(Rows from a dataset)
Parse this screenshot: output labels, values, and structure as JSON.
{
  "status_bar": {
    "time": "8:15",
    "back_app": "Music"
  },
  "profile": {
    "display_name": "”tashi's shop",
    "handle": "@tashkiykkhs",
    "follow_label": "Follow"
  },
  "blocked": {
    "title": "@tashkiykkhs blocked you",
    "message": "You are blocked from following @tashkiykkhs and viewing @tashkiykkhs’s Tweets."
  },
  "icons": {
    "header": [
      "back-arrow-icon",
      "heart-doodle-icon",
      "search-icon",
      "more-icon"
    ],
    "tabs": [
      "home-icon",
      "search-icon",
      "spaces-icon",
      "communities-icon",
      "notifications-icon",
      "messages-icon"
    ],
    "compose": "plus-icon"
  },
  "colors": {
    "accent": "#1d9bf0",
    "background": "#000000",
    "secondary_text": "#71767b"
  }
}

---

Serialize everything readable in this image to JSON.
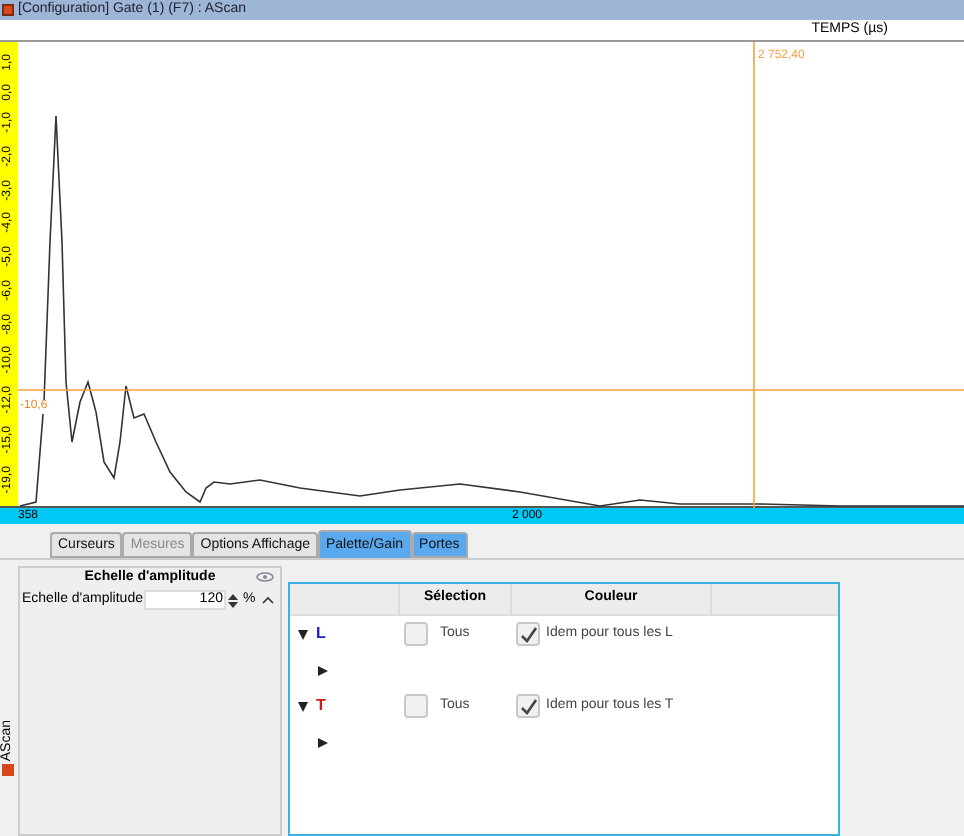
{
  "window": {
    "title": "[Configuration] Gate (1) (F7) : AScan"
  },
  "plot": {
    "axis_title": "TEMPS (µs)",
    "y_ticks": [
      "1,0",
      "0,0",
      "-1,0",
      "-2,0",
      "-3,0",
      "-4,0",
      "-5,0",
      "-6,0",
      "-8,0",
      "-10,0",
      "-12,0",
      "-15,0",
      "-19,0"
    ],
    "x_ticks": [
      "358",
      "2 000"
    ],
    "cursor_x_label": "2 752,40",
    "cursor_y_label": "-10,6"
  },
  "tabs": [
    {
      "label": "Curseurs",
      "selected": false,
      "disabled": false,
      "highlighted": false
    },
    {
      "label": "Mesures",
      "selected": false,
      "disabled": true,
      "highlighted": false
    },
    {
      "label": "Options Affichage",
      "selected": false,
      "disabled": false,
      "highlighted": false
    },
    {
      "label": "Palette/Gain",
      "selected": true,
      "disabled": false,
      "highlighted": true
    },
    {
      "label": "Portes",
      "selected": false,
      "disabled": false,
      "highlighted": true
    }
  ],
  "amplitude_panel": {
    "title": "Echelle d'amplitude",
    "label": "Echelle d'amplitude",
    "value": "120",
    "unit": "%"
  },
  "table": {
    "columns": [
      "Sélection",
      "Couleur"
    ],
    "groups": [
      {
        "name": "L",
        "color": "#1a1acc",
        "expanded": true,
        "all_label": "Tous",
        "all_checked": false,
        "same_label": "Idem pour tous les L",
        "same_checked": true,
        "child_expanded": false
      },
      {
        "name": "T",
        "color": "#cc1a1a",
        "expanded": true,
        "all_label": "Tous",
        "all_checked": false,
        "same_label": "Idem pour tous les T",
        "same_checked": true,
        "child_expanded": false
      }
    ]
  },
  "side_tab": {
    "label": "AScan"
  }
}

# What the exercise asks:
Your answer should be a single number: the count of lines that contain "blocked".

# Solution below:
3